Goal —
Lines containing the word "Основное" should be extracted in full.

**** Dataset entries ****

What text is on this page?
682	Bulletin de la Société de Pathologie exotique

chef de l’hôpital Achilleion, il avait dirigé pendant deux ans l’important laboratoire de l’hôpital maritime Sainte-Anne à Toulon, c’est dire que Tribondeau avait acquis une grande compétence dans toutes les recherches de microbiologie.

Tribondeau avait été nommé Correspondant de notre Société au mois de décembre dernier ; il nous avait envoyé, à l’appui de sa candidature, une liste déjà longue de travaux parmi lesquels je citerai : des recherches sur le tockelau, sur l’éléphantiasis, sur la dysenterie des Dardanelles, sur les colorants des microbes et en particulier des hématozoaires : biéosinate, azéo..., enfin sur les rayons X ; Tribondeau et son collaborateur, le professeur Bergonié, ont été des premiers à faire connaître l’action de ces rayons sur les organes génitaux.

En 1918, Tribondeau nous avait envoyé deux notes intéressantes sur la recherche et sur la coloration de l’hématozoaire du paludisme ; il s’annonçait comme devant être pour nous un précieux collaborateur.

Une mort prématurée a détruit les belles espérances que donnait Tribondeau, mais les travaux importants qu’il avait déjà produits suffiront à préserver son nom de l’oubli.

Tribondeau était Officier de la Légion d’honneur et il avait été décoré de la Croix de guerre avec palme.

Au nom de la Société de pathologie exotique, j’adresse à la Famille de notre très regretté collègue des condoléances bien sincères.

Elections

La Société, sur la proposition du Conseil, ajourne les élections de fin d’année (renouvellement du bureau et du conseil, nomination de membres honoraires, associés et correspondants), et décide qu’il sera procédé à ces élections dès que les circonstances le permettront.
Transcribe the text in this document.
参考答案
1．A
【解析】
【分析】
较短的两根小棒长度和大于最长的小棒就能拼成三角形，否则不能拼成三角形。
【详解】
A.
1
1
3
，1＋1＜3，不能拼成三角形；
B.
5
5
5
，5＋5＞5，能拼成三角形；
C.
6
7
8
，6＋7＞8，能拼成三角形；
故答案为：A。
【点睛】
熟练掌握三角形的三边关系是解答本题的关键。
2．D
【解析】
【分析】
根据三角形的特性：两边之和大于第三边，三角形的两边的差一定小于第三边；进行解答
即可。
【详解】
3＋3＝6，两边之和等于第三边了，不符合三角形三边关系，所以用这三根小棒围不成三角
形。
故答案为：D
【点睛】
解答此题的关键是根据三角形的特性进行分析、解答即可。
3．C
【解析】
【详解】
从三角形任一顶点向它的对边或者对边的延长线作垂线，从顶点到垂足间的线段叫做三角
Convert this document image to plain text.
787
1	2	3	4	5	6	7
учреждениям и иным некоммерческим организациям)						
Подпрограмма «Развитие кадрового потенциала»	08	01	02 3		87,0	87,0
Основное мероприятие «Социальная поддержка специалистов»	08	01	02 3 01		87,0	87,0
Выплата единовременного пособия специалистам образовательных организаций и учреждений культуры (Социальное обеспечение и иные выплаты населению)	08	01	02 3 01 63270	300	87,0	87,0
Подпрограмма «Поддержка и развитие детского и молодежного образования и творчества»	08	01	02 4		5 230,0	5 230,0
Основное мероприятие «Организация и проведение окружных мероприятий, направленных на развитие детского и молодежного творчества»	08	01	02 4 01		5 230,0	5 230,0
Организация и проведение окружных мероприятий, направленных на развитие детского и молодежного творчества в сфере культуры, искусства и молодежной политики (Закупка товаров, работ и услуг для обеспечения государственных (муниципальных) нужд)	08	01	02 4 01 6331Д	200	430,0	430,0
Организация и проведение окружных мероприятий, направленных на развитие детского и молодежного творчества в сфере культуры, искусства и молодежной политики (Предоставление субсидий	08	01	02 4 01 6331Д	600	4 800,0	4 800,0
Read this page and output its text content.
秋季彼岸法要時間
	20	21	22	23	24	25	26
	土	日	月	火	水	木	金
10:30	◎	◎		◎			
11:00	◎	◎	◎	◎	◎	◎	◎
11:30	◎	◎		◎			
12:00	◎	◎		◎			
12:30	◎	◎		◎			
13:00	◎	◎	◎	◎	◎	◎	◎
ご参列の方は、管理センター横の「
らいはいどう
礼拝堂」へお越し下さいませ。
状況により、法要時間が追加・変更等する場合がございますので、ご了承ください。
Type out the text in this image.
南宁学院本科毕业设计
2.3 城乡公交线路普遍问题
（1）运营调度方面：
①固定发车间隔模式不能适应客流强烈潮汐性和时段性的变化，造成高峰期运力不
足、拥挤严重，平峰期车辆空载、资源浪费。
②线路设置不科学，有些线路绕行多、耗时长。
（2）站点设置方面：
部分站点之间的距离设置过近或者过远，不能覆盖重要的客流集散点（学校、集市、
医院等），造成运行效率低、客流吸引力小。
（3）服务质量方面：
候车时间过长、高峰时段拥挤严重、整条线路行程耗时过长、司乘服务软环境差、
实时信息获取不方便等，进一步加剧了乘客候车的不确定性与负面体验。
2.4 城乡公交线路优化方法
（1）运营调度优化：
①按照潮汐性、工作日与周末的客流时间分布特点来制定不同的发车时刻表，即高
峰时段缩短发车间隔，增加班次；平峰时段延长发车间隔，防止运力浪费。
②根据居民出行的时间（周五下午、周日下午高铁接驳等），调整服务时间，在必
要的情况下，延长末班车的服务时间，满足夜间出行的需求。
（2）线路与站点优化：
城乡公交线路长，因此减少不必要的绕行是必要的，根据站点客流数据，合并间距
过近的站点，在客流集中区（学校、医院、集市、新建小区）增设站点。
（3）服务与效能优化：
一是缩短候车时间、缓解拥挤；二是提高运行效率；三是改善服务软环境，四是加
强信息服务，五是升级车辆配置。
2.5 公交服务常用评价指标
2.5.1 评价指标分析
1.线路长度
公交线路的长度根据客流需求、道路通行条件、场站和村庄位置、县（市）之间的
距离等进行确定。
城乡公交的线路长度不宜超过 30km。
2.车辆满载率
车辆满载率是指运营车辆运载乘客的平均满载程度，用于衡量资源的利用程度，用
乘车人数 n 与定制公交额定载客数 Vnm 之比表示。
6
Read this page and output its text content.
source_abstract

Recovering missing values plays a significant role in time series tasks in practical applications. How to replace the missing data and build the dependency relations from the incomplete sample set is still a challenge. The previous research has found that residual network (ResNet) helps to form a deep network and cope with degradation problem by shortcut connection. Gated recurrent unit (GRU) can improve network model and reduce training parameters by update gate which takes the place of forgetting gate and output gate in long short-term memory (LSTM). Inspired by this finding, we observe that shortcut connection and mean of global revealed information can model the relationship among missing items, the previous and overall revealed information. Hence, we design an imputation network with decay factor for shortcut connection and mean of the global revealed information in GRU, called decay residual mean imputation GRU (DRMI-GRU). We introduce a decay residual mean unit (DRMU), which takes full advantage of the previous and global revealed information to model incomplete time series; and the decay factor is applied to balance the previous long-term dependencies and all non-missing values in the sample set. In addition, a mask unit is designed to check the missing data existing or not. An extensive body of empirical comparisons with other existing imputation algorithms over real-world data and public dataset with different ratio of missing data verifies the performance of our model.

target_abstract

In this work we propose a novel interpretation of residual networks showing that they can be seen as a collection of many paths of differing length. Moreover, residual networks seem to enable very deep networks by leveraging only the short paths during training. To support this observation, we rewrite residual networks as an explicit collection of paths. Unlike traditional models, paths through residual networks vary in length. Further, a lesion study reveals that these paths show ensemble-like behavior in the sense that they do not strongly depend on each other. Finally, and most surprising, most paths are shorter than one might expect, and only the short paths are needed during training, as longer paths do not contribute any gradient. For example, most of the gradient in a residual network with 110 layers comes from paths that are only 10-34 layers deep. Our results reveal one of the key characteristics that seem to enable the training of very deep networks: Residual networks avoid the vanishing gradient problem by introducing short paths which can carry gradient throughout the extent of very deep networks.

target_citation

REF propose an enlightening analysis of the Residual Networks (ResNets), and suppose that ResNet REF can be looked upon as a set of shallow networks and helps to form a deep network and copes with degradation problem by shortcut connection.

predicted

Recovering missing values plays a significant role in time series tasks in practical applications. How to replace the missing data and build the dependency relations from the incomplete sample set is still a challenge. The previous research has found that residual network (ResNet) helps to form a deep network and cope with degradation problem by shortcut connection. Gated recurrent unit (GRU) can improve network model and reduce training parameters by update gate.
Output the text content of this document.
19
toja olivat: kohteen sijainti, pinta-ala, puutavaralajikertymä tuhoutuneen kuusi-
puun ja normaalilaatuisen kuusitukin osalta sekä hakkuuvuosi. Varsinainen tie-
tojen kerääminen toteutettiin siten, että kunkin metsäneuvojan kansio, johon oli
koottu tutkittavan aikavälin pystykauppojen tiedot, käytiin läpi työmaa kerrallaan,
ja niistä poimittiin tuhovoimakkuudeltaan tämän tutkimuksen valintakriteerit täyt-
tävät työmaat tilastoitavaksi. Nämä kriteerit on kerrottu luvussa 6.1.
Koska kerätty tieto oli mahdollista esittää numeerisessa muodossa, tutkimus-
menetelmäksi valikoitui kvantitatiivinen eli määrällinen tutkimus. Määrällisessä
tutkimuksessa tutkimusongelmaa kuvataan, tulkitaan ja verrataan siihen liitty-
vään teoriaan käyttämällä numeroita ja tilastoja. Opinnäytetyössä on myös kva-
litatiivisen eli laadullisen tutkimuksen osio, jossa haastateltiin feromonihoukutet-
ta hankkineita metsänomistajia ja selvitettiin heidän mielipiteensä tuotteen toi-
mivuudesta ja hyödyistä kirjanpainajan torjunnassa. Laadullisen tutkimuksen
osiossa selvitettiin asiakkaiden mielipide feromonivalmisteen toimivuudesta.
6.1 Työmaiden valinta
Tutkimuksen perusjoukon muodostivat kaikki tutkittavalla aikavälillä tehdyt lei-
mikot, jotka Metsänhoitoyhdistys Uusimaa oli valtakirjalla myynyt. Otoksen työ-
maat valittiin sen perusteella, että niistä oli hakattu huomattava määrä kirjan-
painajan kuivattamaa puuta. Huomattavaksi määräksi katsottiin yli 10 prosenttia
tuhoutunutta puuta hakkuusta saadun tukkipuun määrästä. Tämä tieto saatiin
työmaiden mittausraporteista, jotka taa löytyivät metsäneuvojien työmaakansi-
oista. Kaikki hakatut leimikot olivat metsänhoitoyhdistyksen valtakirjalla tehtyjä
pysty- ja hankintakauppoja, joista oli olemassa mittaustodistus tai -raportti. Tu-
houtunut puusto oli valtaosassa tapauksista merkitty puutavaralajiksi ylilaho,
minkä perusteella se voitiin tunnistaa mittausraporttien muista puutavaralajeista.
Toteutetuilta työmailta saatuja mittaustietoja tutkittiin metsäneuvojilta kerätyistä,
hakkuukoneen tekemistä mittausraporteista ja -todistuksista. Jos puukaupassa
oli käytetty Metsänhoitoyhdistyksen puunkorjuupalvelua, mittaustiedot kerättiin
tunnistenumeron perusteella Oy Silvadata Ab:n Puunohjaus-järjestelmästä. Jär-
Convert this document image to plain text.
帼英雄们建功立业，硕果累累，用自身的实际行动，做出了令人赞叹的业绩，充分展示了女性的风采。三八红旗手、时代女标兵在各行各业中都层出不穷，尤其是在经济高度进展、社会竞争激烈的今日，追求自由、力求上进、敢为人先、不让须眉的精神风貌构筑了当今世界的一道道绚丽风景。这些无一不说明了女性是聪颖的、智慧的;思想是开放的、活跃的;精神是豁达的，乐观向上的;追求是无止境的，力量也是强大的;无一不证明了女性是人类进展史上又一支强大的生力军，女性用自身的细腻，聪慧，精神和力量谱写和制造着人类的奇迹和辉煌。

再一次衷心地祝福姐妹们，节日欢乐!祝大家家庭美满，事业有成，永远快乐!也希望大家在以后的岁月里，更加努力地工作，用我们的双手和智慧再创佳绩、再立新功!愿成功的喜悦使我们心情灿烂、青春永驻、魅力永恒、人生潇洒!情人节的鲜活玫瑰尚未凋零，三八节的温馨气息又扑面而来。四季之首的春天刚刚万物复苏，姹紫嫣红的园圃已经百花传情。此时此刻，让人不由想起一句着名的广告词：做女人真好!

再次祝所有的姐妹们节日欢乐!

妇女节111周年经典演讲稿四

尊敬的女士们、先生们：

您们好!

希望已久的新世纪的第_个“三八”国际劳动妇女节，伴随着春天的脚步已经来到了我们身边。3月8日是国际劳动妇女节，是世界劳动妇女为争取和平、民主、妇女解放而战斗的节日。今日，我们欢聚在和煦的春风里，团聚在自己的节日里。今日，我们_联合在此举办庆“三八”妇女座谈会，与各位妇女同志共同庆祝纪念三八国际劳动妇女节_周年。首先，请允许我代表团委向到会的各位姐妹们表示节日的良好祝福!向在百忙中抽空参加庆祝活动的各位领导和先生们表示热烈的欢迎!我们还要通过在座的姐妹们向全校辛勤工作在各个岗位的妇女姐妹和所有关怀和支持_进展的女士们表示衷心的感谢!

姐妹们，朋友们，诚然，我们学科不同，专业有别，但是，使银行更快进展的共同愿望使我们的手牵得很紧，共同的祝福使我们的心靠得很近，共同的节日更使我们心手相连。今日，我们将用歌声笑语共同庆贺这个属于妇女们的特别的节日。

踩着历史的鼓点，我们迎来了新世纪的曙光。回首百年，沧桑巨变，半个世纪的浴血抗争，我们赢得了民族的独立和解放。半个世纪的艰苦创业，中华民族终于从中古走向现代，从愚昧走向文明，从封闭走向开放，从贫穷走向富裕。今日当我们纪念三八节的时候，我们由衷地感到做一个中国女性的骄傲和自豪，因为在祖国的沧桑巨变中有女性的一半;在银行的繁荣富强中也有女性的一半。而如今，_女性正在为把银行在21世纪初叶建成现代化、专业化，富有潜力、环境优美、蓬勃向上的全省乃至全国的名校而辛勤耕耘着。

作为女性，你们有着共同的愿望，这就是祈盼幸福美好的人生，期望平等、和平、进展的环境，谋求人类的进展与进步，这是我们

****

Exercise output —
Основное мероприятие «Социальная поддержка специалистов»	08	01	02 3 01		87,0	87,0
Основное мероприятие «Организация и проведение окружных мероприятий, направленных на развитие детского и молодежного творчества»	08	01	02 4 01		5 230,0	5 230,0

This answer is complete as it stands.